▶ [Your goal]
Copy out the complete listing, word for word.

▶ [Provided entries]
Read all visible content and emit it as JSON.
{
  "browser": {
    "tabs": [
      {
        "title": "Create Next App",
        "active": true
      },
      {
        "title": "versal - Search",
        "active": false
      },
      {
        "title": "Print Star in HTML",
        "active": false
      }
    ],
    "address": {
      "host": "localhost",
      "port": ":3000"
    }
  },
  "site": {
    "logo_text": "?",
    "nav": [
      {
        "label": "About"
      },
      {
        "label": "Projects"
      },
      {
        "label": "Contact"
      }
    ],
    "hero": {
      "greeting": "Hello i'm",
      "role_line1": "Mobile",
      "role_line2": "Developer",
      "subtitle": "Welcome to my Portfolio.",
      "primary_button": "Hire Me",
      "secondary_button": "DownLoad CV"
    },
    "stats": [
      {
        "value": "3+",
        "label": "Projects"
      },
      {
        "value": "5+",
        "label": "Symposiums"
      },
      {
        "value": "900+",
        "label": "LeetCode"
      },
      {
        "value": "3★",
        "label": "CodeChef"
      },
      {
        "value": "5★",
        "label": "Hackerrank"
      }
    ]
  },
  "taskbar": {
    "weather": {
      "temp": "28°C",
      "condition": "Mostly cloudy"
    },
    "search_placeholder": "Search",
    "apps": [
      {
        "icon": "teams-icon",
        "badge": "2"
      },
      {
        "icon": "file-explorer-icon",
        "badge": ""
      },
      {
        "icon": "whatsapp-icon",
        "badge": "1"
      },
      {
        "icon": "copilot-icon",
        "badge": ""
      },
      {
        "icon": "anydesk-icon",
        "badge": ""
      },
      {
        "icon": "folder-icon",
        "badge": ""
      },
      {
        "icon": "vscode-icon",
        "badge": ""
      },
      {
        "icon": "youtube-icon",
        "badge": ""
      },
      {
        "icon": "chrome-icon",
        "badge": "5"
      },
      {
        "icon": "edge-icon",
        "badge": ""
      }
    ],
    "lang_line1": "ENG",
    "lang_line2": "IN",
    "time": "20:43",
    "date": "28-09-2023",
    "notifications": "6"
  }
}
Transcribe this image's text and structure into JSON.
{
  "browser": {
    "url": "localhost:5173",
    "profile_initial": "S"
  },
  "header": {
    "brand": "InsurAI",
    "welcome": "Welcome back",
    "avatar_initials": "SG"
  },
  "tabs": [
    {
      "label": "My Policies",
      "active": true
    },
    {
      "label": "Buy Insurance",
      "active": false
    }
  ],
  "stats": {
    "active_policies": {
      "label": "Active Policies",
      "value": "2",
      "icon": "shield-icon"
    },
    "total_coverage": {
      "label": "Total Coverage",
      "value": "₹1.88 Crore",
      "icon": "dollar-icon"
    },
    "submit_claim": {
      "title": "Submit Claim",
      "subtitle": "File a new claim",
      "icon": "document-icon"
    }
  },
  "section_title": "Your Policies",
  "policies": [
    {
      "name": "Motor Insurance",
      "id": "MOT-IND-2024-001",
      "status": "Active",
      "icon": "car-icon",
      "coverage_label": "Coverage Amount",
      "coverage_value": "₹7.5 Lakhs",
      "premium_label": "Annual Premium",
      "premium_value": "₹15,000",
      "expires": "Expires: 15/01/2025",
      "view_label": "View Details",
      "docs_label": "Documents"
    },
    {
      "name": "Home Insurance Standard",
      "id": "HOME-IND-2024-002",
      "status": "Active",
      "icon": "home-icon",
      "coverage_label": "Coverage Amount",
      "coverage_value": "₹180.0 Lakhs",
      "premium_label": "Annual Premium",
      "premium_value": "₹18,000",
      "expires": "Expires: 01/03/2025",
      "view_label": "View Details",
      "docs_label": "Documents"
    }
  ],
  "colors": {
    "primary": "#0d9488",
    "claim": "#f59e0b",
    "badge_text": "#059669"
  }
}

▶ [Result for this exercise]
Read all visible content and emit it as JSON.
{
  "browser": {
    "tabs": [
      {
        "title": "Create Next App",
        "active": true
      },
      {
        "title": "versal - Search",
        "active": false
      },
      {
        "title": "Print Star in HTML",
        "active": false
      }
    ],
    "address": {
      "host": "localhost",
      "port": ":3000"
    }
  },
  "site": {
    "logo_text": "?",
    "nav": [
      {
        "label": "About"
      },
      {
        "label": "Projects"
      },
      {
        "label": "Contact"
      }
    ],
    "hero": {
      "greeting": "Hello i'm",
      "role_line1": "Mobile",
      "role_line2": "Developer",
      "subtitle": "Welcome to my Portfolio.",
      "primary_button": "Hire Me",
      "secondary_button": "DownLoad CV"
    },
    "stats": [
      {
        "value": "3+",
        "label": "Projects"
      },
      {
        "value": "5+",
        "label": "Symposiums"
      },
      {
        "value": "900+",
        "label": "LeetCode"
      },
      {
        "value": "3★",
        "label": "CodeChef"
      },
      {
        "value": "5★",
        "label": "Hackerrank"
      }
    ]
  },
  "taskbar": {
    "weather": {
      "temp": "28°C",
      "condition": "Mostly cloudy"
    },
    "search_placeholder": "Search",
    "apps": [
      {
        "icon": "teams-icon",
        "badge": "2"
      },
      {
        "icon": "file-explorer-icon",
        "badge": ""
      },
      {
        "icon": "whatsapp-icon",
        "badge": "1"
      },
      {
        "icon": "copilot-icon",
        "badge": ""
      },
      {
        "icon": "anydesk-icon",
        "badge": ""
      },
      {
        "icon": "folder-icon",
        "badge": ""
      },
      {
        "icon": "vscode-icon",
        "badge": ""
      },
      {
        "icon": "youtube-icon",
        "badge": ""
      },
      {
        "icon": "chrome-icon",
        "badge": "5"
      },
      {
        "icon": "edge-icon",
        "badge": ""
      }
    ],
    "lang_line1": "ENG",
    "lang_line2": "IN",
    "time": "20:43",
    "date": "28-09-2023",
    "notifications": "6"
  }
}
Transcribe this image's text and structure into JSON.
{
  "browser": {
    "url": "localhost:5173",
    "profile_initial": "S"
  },
  "header": {
    "brand": "InsurAI",
    "welcome": "Welcome back",
    "avatar_initials": "SG"
  },
  "tabs": [
    {
      "label": "My Policies",
      "active": true
    },
    {
      "label": "Buy Insurance",
      "active": false
    }
  ],
  "stats": {
    "active_policies": {
      "label": "Active Policies",
      "value": "2",
      "icon": "shield-icon"
    },
    "total_coverage": {
      "label": "Total Coverage",
      "value": "₹1.88 Crore",
      "icon": "dollar-icon"
    },
    "submit_claim": {
      "title": "Submit Claim",
      "subtitle": "File a new claim",
      "icon": "document-icon"
    }
  },
  "section_title": "Your Policies",
  "policies": [
    {
      "name": "Motor Insurance",
      "id": "MOT-IND-2024-001",
      "status": "Active",
      "icon": "car-icon",
      "coverage_label": "Coverage Amount",
      "coverage_value": "₹7.5 Lakhs",
      "premium_label": "Annual Premium",
      "premium_value": "₹15,000",
      "expires": "Expires: 15/01/2025",
      "view_label": "View Details",
      "docs_label": "Documents"
    },
    {
      "name": "Home Insurance Standard",
      "id": "HOME-IND-2024-002",
      "status": "Active",
      "icon": "home-icon",
      "coverage_label": "Coverage Amount",
      "coverage_value": "₹180.0 Lakhs",
      "premium_label": "Annual Premium",
      "premium_value": "₹18,000",
      "expires": "Expires: 01/03/2025",
      "view_label": "View Details",
      "docs_label": "Documents"
    }
  ],
  "colors": {
    "primary": "#0d9488",
    "claim": "#f59e0b",
    "badge_text": "#059669"
  }
}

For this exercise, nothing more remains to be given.